-- START OF RECORDS FOR PROCESSING --

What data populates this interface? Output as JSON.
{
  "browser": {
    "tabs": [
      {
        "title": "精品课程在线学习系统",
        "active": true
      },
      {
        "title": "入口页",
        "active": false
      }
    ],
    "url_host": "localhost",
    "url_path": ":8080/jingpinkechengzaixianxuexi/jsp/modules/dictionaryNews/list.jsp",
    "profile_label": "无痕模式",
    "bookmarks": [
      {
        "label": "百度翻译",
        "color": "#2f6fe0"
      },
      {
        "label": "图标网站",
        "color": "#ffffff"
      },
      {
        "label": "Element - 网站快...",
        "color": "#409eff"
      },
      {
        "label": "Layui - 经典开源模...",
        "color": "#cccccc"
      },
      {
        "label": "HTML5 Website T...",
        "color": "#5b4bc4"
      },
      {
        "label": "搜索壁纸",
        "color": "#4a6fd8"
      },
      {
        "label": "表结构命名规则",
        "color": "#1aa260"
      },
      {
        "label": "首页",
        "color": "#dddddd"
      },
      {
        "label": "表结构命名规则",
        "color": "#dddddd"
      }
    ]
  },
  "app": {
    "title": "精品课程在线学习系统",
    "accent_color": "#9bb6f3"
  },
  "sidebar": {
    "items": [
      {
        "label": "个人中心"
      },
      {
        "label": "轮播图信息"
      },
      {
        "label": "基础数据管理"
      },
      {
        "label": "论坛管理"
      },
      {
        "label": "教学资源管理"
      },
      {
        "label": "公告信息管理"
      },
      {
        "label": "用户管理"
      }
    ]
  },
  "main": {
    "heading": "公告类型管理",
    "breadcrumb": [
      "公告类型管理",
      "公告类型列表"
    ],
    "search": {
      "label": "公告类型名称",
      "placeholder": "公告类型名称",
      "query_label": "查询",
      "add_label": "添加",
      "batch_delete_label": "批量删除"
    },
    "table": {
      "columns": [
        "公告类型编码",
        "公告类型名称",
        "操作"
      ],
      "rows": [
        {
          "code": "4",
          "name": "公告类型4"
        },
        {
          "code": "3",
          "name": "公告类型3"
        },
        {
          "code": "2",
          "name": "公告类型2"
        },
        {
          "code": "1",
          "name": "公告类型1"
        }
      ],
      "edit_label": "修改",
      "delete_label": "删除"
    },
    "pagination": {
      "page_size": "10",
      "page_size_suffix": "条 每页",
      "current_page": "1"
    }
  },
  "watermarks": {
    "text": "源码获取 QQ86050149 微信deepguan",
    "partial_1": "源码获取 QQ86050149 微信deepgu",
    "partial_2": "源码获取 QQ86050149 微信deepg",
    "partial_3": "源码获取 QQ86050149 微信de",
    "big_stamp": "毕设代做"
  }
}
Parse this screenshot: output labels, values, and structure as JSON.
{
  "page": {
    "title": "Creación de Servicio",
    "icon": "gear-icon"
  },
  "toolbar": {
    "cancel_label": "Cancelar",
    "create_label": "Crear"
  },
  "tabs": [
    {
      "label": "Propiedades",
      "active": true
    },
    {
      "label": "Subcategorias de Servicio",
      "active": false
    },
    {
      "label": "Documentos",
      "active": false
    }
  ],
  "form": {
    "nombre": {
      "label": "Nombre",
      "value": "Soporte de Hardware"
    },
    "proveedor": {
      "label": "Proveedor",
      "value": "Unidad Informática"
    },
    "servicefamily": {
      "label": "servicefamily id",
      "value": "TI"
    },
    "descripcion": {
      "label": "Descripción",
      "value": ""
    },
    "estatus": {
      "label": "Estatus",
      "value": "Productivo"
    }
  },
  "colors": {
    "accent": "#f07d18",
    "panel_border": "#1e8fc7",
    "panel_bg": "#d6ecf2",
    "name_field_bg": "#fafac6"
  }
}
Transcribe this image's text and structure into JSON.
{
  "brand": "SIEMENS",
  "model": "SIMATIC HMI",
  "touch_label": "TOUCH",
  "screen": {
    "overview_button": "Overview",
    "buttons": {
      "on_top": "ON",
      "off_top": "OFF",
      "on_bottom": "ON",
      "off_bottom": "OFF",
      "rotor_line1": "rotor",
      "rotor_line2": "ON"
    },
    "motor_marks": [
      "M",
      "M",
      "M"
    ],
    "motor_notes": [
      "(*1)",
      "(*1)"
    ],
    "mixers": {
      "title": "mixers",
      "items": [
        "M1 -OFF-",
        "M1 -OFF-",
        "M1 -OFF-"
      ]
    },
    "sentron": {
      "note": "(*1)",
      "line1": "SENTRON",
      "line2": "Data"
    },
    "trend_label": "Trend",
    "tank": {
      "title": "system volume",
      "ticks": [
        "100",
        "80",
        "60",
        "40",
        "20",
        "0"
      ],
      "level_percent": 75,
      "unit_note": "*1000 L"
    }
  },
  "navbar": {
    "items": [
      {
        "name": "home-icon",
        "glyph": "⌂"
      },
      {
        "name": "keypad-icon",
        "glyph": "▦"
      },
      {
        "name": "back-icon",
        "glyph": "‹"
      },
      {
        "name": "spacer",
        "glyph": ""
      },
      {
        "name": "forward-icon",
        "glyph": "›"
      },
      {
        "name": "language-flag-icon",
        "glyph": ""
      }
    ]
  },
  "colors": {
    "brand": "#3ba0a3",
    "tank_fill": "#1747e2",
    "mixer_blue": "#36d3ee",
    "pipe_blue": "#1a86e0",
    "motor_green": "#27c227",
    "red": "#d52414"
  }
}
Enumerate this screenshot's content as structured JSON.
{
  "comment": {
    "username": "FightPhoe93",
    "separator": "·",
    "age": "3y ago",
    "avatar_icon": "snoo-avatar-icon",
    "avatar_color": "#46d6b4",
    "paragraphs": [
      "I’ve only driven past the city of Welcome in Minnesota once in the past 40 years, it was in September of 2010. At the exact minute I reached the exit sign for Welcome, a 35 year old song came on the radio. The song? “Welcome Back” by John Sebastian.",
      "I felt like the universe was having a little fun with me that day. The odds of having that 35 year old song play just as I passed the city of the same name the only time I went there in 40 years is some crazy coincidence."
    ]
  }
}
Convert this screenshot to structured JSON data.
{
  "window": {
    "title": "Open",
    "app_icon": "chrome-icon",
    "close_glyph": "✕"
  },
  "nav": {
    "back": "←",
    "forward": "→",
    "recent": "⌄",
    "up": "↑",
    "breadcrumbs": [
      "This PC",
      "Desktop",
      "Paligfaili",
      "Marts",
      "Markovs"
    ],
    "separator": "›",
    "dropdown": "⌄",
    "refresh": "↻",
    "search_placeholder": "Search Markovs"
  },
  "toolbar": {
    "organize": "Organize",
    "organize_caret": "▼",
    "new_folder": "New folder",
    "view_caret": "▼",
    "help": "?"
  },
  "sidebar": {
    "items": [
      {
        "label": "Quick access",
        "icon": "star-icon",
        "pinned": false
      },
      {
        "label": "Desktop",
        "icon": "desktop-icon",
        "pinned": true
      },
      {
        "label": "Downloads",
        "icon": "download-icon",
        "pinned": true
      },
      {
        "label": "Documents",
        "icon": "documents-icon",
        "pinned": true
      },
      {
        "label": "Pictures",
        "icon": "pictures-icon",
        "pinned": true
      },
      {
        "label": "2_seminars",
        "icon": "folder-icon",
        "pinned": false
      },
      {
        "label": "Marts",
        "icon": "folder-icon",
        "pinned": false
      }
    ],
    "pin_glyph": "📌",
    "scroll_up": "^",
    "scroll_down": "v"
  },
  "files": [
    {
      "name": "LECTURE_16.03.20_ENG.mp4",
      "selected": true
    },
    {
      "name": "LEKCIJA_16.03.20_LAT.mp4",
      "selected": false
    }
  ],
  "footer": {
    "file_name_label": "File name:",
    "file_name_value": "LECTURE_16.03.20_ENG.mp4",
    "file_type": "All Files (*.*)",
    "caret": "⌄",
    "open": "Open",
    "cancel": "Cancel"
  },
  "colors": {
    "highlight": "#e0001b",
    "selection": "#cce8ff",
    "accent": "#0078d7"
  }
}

-- END OF RECORDS FOR PROCESSING --

PROBLEM
Report how many lines in the listing include the word "city". Give nothing but the count.

OUTPUT FOR THIS EXERCISE
2